The records -
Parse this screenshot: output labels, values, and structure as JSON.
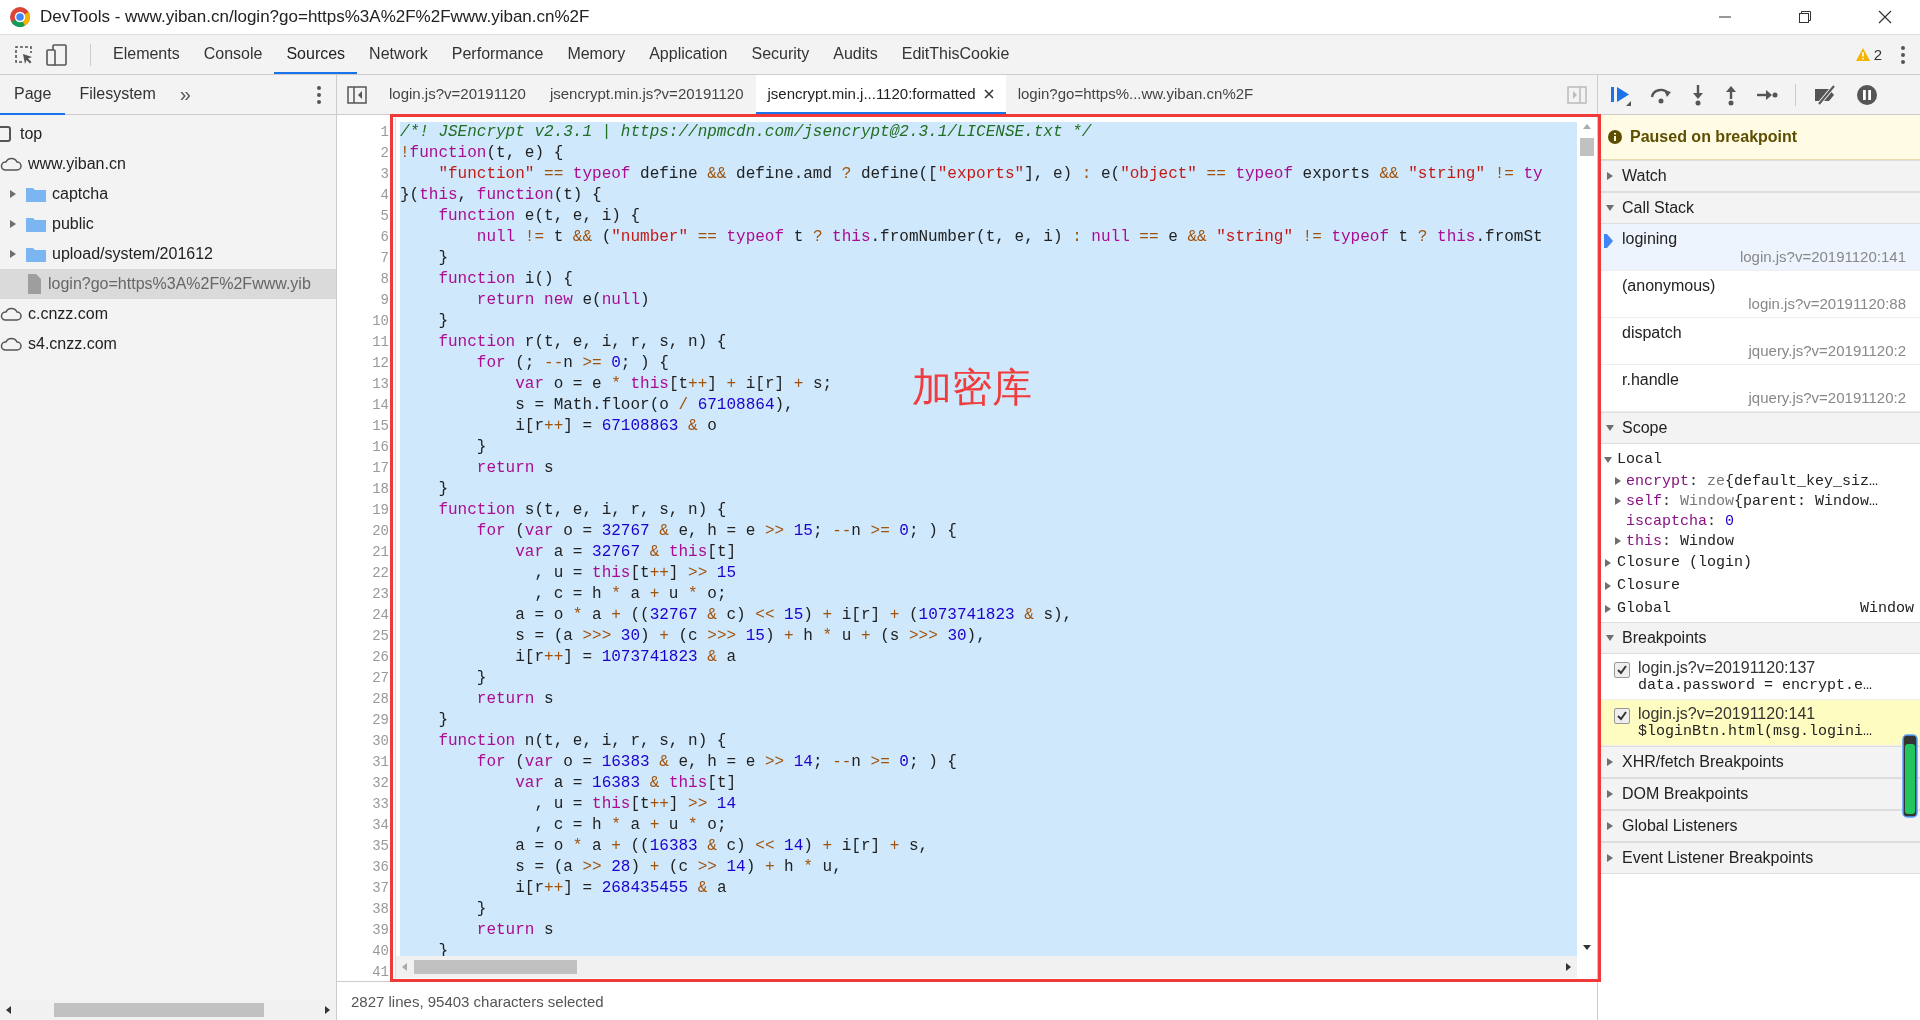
{
  "window": {
    "title": "DevTools - www.yiban.cn/login?go=https%3A%2F%2Fwww.yiban.cn%2F"
  },
  "panel_tabs": [
    {
      "label": "Elements",
      "selected": false
    },
    {
      "label": "Console",
      "selected": false
    },
    {
      "label": "Sources",
      "selected": true
    },
    {
      "label": "Network",
      "selected": false
    },
    {
      "label": "Performance",
      "selected": false
    },
    {
      "label": "Memory",
      "selected": false
    },
    {
      "label": "Application",
      "selected": false
    },
    {
      "label": "Security",
      "selected": false
    },
    {
      "label": "Audits",
      "selected": false
    },
    {
      "label": "EditThisCookie",
      "selected": false
    }
  ],
  "warnings": "2",
  "navigator": {
    "tabs": [
      {
        "label": "Page",
        "selected": true
      },
      {
        "label": "Filesystem",
        "selected": false
      }
    ],
    "more": "»",
    "tree": [
      {
        "label": "top",
        "kind": "frame",
        "selected": false
      },
      {
        "label": "www.yiban.cn",
        "kind": "domain",
        "selected": false,
        "children": [
          {
            "label": "captcha",
            "kind": "folder",
            "expanded": false,
            "selected": false
          },
          {
            "label": "public",
            "kind": "folder",
            "expanded": false,
            "selected": false
          },
          {
            "label": "upload/system/201612",
            "kind": "folder",
            "expanded": false,
            "selected": false
          },
          {
            "label": "login?go=https%3A%2F%2Fwww.yib",
            "kind": "file",
            "selected": true
          }
        ]
      },
      {
        "label": "c.cnzz.com",
        "kind": "domain",
        "selected": false
      },
      {
        "label": "s4.cnzz.com",
        "kind": "domain",
        "selected": false
      }
    ]
  },
  "editor": {
    "tabs": [
      {
        "label": "login.js?v=20191120",
        "selected": false,
        "closable": false
      },
      {
        "label": "jsencrypt.min.js?v=20191120",
        "selected": false,
        "closable": false
      },
      {
        "label": "jsencrypt.min.j...1120:formatted",
        "selected": true,
        "closable": true
      },
      {
        "label": "login?go=https%...ww.yiban.cn%2F",
        "selected": false,
        "closable": false
      }
    ],
    "lines": [
      {
        "number": "1",
        "tokens": [
          {
            "kind": "comment",
            "text": "/*! JSEncrypt v2.3.1 | https://npmcdn.com/jsencrypt@2.3.1/LICENSE.txt */"
          }
        ]
      },
      {
        "number": "2",
        "tokens": [
          {
            "kind": "operator",
            "text": "!"
          },
          {
            "kind": "keyword",
            "text": "function"
          },
          {
            "kind": "plain",
            "text": "(t, e) {"
          }
        ]
      },
      {
        "number": "3",
        "tokens": [
          {
            "kind": "string",
            "text": "    \"function\""
          },
          {
            "kind": "operator",
            "text": " == "
          },
          {
            "kind": "keyword",
            "text": "typeof"
          },
          {
            "kind": "plain",
            "text": " define "
          },
          {
            "kind": "operator",
            "text": "&&"
          },
          {
            "kind": "plain",
            "text": " define.amd "
          },
          {
            "kind": "operator",
            "text": "?"
          },
          {
            "kind": "plain",
            "text": " define(["
          },
          {
            "kind": "string",
            "text": "\"exports\""
          },
          {
            "kind": "plain",
            "text": "], e) "
          },
          {
            "kind": "operator",
            "text": ":"
          },
          {
            "kind": "plain",
            "text": " e("
          },
          {
            "kind": "string",
            "text": "\"object\""
          },
          {
            "kind": "operator",
            "text": " == "
          },
          {
            "kind": "keyword",
            "text": "typeof"
          },
          {
            "kind": "plain",
            "text": " exports "
          },
          {
            "kind": "operator",
            "text": "&&"
          },
          {
            "kind": "string",
            "text": " \"string\""
          },
          {
            "kind": "operator",
            "text": " != "
          },
          {
            "kind": "keyword",
            "text": "ty"
          }
        ]
      },
      {
        "number": "4",
        "tokens": [
          {
            "kind": "plain",
            "text": "}("
          },
          {
            "kind": "keyword",
            "text": "this"
          },
          {
            "kind": "plain",
            "text": ", "
          },
          {
            "kind": "keyword",
            "text": "function"
          },
          {
            "kind": "plain",
            "text": "(t) {"
          }
        ]
      },
      {
        "number": "5",
        "tokens": [
          {
            "kind": "keyword",
            "text": "    function"
          },
          {
            "kind": "plain",
            "text": " e(t, e, i) {"
          }
        ]
      },
      {
        "number": "6",
        "tokens": [
          {
            "kind": "keyword",
            "text": "        null"
          },
          {
            "kind": "operator",
            "text": " != "
          },
          {
            "kind": "plain",
            "text": "t "
          },
          {
            "kind": "operator",
            "text": "&&"
          },
          {
            "kind": "plain",
            "text": " ("
          },
          {
            "kind": "string",
            "text": "\"number\""
          },
          {
            "kind": "operator",
            "text": " == "
          },
          {
            "kind": "keyword",
            "text": "typeof"
          },
          {
            "kind": "plain",
            "text": " t "
          },
          {
            "kind": "operator",
            "text": "?"
          },
          {
            "kind": "keyword",
            "text": " this"
          },
          {
            "kind": "plain",
            "text": ".fromNumber(t, e, i) "
          },
          {
            "kind": "operator",
            "text": ":"
          },
          {
            "kind": "keyword",
            "text": " null"
          },
          {
            "kind": "operator",
            "text": " == "
          },
          {
            "kind": "plain",
            "text": "e "
          },
          {
            "kind": "operator",
            "text": "&&"
          },
          {
            "kind": "string",
            "text": " \"string\""
          },
          {
            "kind": "operator",
            "text": " != "
          },
          {
            "kind": "keyword",
            "text": "typeof"
          },
          {
            "kind": "plain",
            "text": " t "
          },
          {
            "kind": "operator",
            "text": "?"
          },
          {
            "kind": "keyword",
            "text": " this"
          },
          {
            "kind": "plain",
            "text": ".fromSt"
          }
        ]
      },
      {
        "number": "7",
        "tokens": [
          {
            "kind": "plain",
            "text": "    }"
          }
        ]
      },
      {
        "number": "8",
        "tokens": [
          {
            "kind": "keyword",
            "text": "    function"
          },
          {
            "kind": "plain",
            "text": " i() {"
          }
        ]
      },
      {
        "number": "9",
        "tokens": [
          {
            "kind": "keyword",
            "text": "        return new"
          },
          {
            "kind": "plain",
            "text": " e("
          },
          {
            "kind": "keyword",
            "text": "null"
          },
          {
            "kind": "plain",
            "text": ")"
          }
        ]
      },
      {
        "number": "10",
        "tokens": [
          {
            "kind": "plain",
            "text": "    }"
          }
        ]
      },
      {
        "number": "11",
        "tokens": [
          {
            "kind": "keyword",
            "text": "    function"
          },
          {
            "kind": "plain",
            "text": " r(t, e, i, r, s, n) {"
          }
        ]
      },
      {
        "number": "12",
        "tokens": [
          {
            "kind": "keyword",
            "text": "        for"
          },
          {
            "kind": "plain",
            "text": " (; "
          },
          {
            "kind": "operator",
            "text": "--"
          },
          {
            "kind": "plain",
            "text": "n "
          },
          {
            "kind": "operator",
            "text": ">="
          },
          {
            "kind": "number",
            "text": " 0"
          },
          {
            "kind": "plain",
            "text": "; ) {"
          }
        ]
      },
      {
        "number": "13",
        "tokens": [
          {
            "kind": "keyword",
            "text": "            var"
          },
          {
            "kind": "plain",
            "text": " o = e "
          },
          {
            "kind": "operator",
            "text": "*"
          },
          {
            "kind": "keyword",
            "text": " this"
          },
          {
            "kind": "plain",
            "text": "[t"
          },
          {
            "kind": "operator",
            "text": "++"
          },
          {
            "kind": "plain",
            "text": "] "
          },
          {
            "kind": "operator",
            "text": "+"
          },
          {
            "kind": "plain",
            "text": " i[r] "
          },
          {
            "kind": "operator",
            "text": "+"
          },
          {
            "kind": "plain",
            "text": " s;"
          }
        ]
      },
      {
        "number": "14",
        "tokens": [
          {
            "kind": "plain",
            "text": "            s = Math.floor(o "
          },
          {
            "kind": "operator",
            "text": "/"
          },
          {
            "kind": "number",
            "text": " 67108864"
          },
          {
            "kind": "plain",
            "text": "),"
          }
        ]
      },
      {
        "number": "15",
        "tokens": [
          {
            "kind": "plain",
            "text": "            i[r"
          },
          {
            "kind": "operator",
            "text": "++"
          },
          {
            "kind": "plain",
            "text": "] = "
          },
          {
            "kind": "number",
            "text": "67108863"
          },
          {
            "kind": "operator",
            "text": " & "
          },
          {
            "kind": "plain",
            "text": "o"
          }
        ]
      },
      {
        "number": "16",
        "tokens": [
          {
            "kind": "plain",
            "text": "        }"
          }
        ]
      },
      {
        "number": "17",
        "tokens": [
          {
            "kind": "keyword",
            "text": "        return"
          },
          {
            "kind": "plain",
            "text": " s"
          }
        ]
      },
      {
        "number": "18",
        "tokens": [
          {
            "kind": "plain",
            "text": "    }"
          }
        ]
      },
      {
        "number": "19",
        "tokens": [
          {
            "kind": "keyword",
            "text": "    function"
          },
          {
            "kind": "plain",
            "text": " s(t, e, i, r, s, n) {"
          }
        ]
      },
      {
        "number": "20",
        "tokens": [
          {
            "kind": "keyword",
            "text": "        for"
          },
          {
            "kind": "plain",
            "text": " ("
          },
          {
            "kind": "keyword",
            "text": "var"
          },
          {
            "kind": "plain",
            "text": " o = "
          },
          {
            "kind": "number",
            "text": "32767"
          },
          {
            "kind": "operator",
            "text": " & "
          },
          {
            "kind": "plain",
            "text": "e, h = e "
          },
          {
            "kind": "operator",
            "text": ">>"
          },
          {
            "kind": "number",
            "text": " 15"
          },
          {
            "kind": "plain",
            "text": "; "
          },
          {
            "kind": "operator",
            "text": "--"
          },
          {
            "kind": "plain",
            "text": "n "
          },
          {
            "kind": "operator",
            "text": ">="
          },
          {
            "kind": "number",
            "text": " 0"
          },
          {
            "kind": "plain",
            "text": "; ) {"
          }
        ]
      },
      {
        "number": "21",
        "tokens": [
          {
            "kind": "keyword",
            "text": "            var"
          },
          {
            "kind": "plain",
            "text": " a = "
          },
          {
            "kind": "number",
            "text": "32767"
          },
          {
            "kind": "operator",
            "text": " & "
          },
          {
            "kind": "keyword",
            "text": "this"
          },
          {
            "kind": "plain",
            "text": "[t]"
          }
        ]
      },
      {
        "number": "22",
        "tokens": [
          {
            "kind": "plain",
            "text": "              , u = "
          },
          {
            "kind": "keyword",
            "text": "this"
          },
          {
            "kind": "plain",
            "text": "[t"
          },
          {
            "kind": "operator",
            "text": "++"
          },
          {
            "kind": "plain",
            "text": "] "
          },
          {
            "kind": "operator",
            "text": ">>"
          },
          {
            "kind": "number",
            "text": " 15"
          }
        ]
      },
      {
        "number": "23",
        "tokens": [
          {
            "kind": "plain",
            "text": "              , c = h "
          },
          {
            "kind": "operator",
            "text": "*"
          },
          {
            "kind": "plain",
            "text": " a "
          },
          {
            "kind": "operator",
            "text": "+"
          },
          {
            "kind": "plain",
            "text": " u "
          },
          {
            "kind": "operator",
            "text": "*"
          },
          {
            "kind": "plain",
            "text": " o;"
          }
        ]
      },
      {
        "number": "24",
        "tokens": [
          {
            "kind": "plain",
            "text": "            a = o "
          },
          {
            "kind": "operator",
            "text": "*"
          },
          {
            "kind": "plain",
            "text": " a "
          },
          {
            "kind": "operator",
            "text": "+"
          },
          {
            "kind": "plain",
            "text": " (("
          },
          {
            "kind": "number",
            "text": "32767"
          },
          {
            "kind": "operator",
            "text": " & "
          },
          {
            "kind": "plain",
            "text": "c) "
          },
          {
            "kind": "operator",
            "text": "<<"
          },
          {
            "kind": "number",
            "text": " 15"
          },
          {
            "kind": "plain",
            "text": ") "
          },
          {
            "kind": "operator",
            "text": "+"
          },
          {
            "kind": "plain",
            "text": " i[r] "
          },
          {
            "kind": "operator",
            "text": "+"
          },
          {
            "kind": "plain",
            "text": " ("
          },
          {
            "kind": "number",
            "text": "1073741823"
          },
          {
            "kind": "operator",
            "text": " & "
          },
          {
            "kind": "plain",
            "text": "s),"
          }
        ]
      },
      {
        "number": "25",
        "tokens": [
          {
            "kind": "plain",
            "text": "            s = (a "
          },
          {
            "kind": "operator",
            "text": ">>>"
          },
          {
            "kind": "number",
            "text": " 30"
          },
          {
            "kind": "plain",
            "text": ") "
          },
          {
            "kind": "operator",
            "text": "+"
          },
          {
            "kind": "plain",
            "text": " (c "
          },
          {
            "kind": "operator",
            "text": ">>>"
          },
          {
            "kind": "number",
            "text": " 15"
          },
          {
            "kind": "plain",
            "text": ") "
          },
          {
            "kind": "operator",
            "text": "+"
          },
          {
            "kind": "plain",
            "text": " h "
          },
          {
            "kind": "operator",
            "text": "*"
          },
          {
            "kind": "plain",
            "text": " u "
          },
          {
            "kind": "operator",
            "text": "+"
          },
          {
            "kind": "plain",
            "text": " (s "
          },
          {
            "kind": "operator",
            "text": ">>>"
          },
          {
            "kind": "number",
            "text": " 30"
          },
          {
            "kind": "plain",
            "text": "),"
          }
        ]
      },
      {
        "number": "26",
        "tokens": [
          {
            "kind": "plain",
            "text": "            i[r"
          },
          {
            "kind": "operator",
            "text": "++"
          },
          {
            "kind": "plain",
            "text": "] = "
          },
          {
            "kind": "number",
            "text": "1073741823"
          },
          {
            "kind": "operator",
            "text": " & "
          },
          {
            "kind": "plain",
            "text": "a"
          }
        ]
      },
      {
        "number": "27",
        "tokens": [
          {
            "kind": "plain",
            "text": "        }"
          }
        ]
      },
      {
        "number": "28",
        "tokens": [
          {
            "kind": "keyword",
            "text": "        return"
          },
          {
            "kind": "plain",
            "text": " s"
          }
        ]
      },
      {
        "number": "29",
        "tokens": [
          {
            "kind": "plain",
            "text": "    }"
          }
        ]
      },
      {
        "number": "30",
        "tokens": [
          {
            "kind": "keyword",
            "text": "    function"
          },
          {
            "kind": "plain",
            "text": " n(t, e, i, r, s, n) {"
          }
        ]
      },
      {
        "number": "31",
        "tokens": [
          {
            "kind": "keyword",
            "text": "        for"
          },
          {
            "kind": "plain",
            "text": " ("
          },
          {
            "kind": "keyword",
            "text": "var"
          },
          {
            "kind": "plain",
            "text": " o = "
          },
          {
            "kind": "number",
            "text": "16383"
          },
          {
            "kind": "operator",
            "text": " & "
          },
          {
            "kind": "plain",
            "text": "e, h = e "
          },
          {
            "kind": "operator",
            "text": ">>"
          },
          {
            "kind": "number",
            "text": " 14"
          },
          {
            "kind": "plain",
            "text": "; "
          },
          {
            "kind": "operator",
            "text": "--"
          },
          {
            "kind": "plain",
            "text": "n "
          },
          {
            "kind": "operator",
            "text": ">="
          },
          {
            "kind": "number",
            "text": " 0"
          },
          {
            "kind": "plain",
            "text": "; ) {"
          }
        ]
      },
      {
        "number": "32",
        "tokens": [
          {
            "kind": "keyword",
            "text": "            var"
          },
          {
            "kind": "plain",
            "text": " a = "
          },
          {
            "kind": "number",
            "text": "16383"
          },
          {
            "kind": "operator",
            "text": " & "
          },
          {
            "kind": "keyword",
            "text": "this"
          },
          {
            "kind": "plain",
            "text": "[t]"
          }
        ]
      },
      {
        "number": "33",
        "tokens": [
          {
            "kind": "plain",
            "text": "              , u = "
          },
          {
            "kind": "keyword",
            "text": "this"
          },
          {
            "kind": "plain",
            "text": "[t"
          },
          {
            "kind": "operator",
            "text": "++"
          },
          {
            "kind": "plain",
            "text": "] "
          },
          {
            "kind": "operator",
            "text": ">>"
          },
          {
            "kind": "number",
            "text": " 14"
          }
        ]
      },
      {
        "number": "34",
        "tokens": [
          {
            "kind": "plain",
            "text": "              , c = h "
          },
          {
            "kind": "operator",
            "text": "*"
          },
          {
            "kind": "plain",
            "text": " a "
          },
          {
            "kind": "operator",
            "text": "+"
          },
          {
            "kind": "plain",
            "text": " u "
          },
          {
            "kind": "operator",
            "text": "*"
          },
          {
            "kind": "plain",
            "text": " o;"
          }
        ]
      },
      {
        "number": "35",
        "tokens": [
          {
            "kind": "plain",
            "text": "            a = o "
          },
          {
            "kind": "operator",
            "text": "*"
          },
          {
            "kind": "plain",
            "text": " a "
          },
          {
            "kind": "operator",
            "text": "+"
          },
          {
            "kind": "plain",
            "text": " (("
          },
          {
            "kind": "number",
            "text": "16383"
          },
          {
            "kind": "operator",
            "text": " & "
          },
          {
            "kind": "plain",
            "text": "c) "
          },
          {
            "kind": "operator",
            "text": "<<"
          },
          {
            "kind": "number",
            "text": " 14"
          },
          {
            "kind": "plain",
            "text": ") "
          },
          {
            "kind": "operator",
            "text": "+"
          },
          {
            "kind": "plain",
            "text": " i[r] "
          },
          {
            "kind": "operator",
            "text": "+"
          },
          {
            "kind": "plain",
            "text": " s,"
          }
        ]
      },
      {
        "number": "36",
        "tokens": [
          {
            "kind": "plain",
            "text": "            s = (a "
          },
          {
            "kind": "operator",
            "text": ">>"
          },
          {
            "kind": "number",
            "text": " 28"
          },
          {
            "kind": "plain",
            "text": ") "
          },
          {
            "kind": "operator",
            "text": "+"
          },
          {
            "kind": "plain",
            "text": " (c "
          },
          {
            "kind": "operator",
            "text": ">>"
          },
          {
            "kind": "number",
            "text": " 14"
          },
          {
            "kind": "plain",
            "text": ") "
          },
          {
            "kind": "operator",
            "text": "+"
          },
          {
            "kind": "plain",
            "text": " h "
          },
          {
            "kind": "operator",
            "text": "*"
          },
          {
            "kind": "plain",
            "text": " u,"
          }
        ]
      },
      {
        "number": "37",
        "tokens": [
          {
            "kind": "plain",
            "text": "            i[r"
          },
          {
            "kind": "operator",
            "text": "++"
          },
          {
            "kind": "plain",
            "text": "] = "
          },
          {
            "kind": "number",
            "text": "268435455"
          },
          {
            "kind": "operator",
            "text": " & "
          },
          {
            "kind": "plain",
            "text": "a"
          }
        ]
      },
      {
        "number": "38",
        "tokens": [
          {
            "kind": "plain",
            "text": "        }"
          }
        ]
      },
      {
        "number": "39",
        "tokens": [
          {
            "kind": "keyword",
            "text": "        return"
          },
          {
            "kind": "plain",
            "text": " s"
          }
        ]
      },
      {
        "number": "40",
        "tokens": [
          {
            "kind": "plain",
            "text": "    }"
          }
        ]
      },
      {
        "number": "41"
      }
    ],
    "status": "2827 lines, 95403 characters selected"
  },
  "debugger": {
    "paused": "Paused on breakpoint",
    "sections": [
      {
        "title": "Watch",
        "expanded": false
      },
      {
        "kind": "call_stack",
        "title": "Call Stack",
        "expanded": true,
        "frames": [
          {
            "name": "logining",
            "location": "login.js?v=20191120:141",
            "selected": true
          },
          {
            "name": "(anonymous)",
            "location": "login.js?v=20191120:88",
            "selected": false
          },
          {
            "name": "dispatch",
            "location": "jquery.js?v=20191120:2",
            "selected": false
          },
          {
            "name": "r.handle",
            "location": "jquery.js?v=20191120:2",
            "selected": false
          }
        ]
      },
      {
        "kind": "scope",
        "title": "Scope",
        "expanded": true,
        "scopes": [
          {
            "label": "Local",
            "expanded": true,
            "properties": [
              {
                "name": "encrypt",
                "separator": ":",
                "class": "ze",
                "value": "{default_key_siz…",
                "kind": "object",
                "expandable": true
              },
              {
                "name": "self",
                "separator": ":",
                "class": "Window",
                "value": "{parent: Window…",
                "kind": "object",
                "expandable": true
              },
              {
                "name": "iscaptcha",
                "separator": ":",
                "value": "0",
                "kind": "number",
                "expandable": false
              },
              {
                "name": "this",
                "separator": ":",
                "value": "Window",
                "kind": "object",
                "expandable": true
              }
            ]
          },
          {
            "label": "Closure (login)",
            "expanded": false
          },
          {
            "label": "Closure",
            "expanded": false
          },
          {
            "label": "Global",
            "expanded": false,
            "value": "Window"
          }
        ]
      },
      {
        "kind": "breakpoints",
        "title": "Breakpoints",
        "expanded": true,
        "items": [
          {
            "location": "login.js?v=20191120:137",
            "code": "data.password = encrypt.e…",
            "checked": true,
            "active": false
          },
          {
            "location": "login.js?v=20191120:141",
            "code": "$loginBtn.html(msg.logini…",
            "checked": true,
            "active": true
          }
        ]
      },
      {
        "title": "XHR/fetch Breakpoints",
        "expanded": false
      },
      {
        "title": "DOM Breakpoints",
        "expanded": false
      },
      {
        "title": "Global Listeners",
        "expanded": false
      },
      {
        "title": "Event Listener Breakpoints",
        "expanded": false
      }
    ]
  },
  "annotation": {
    "label": "加密库"
  }
}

Required work -
Tally how many lines of the records hold the word "define". Answer with the number only.

The output -
3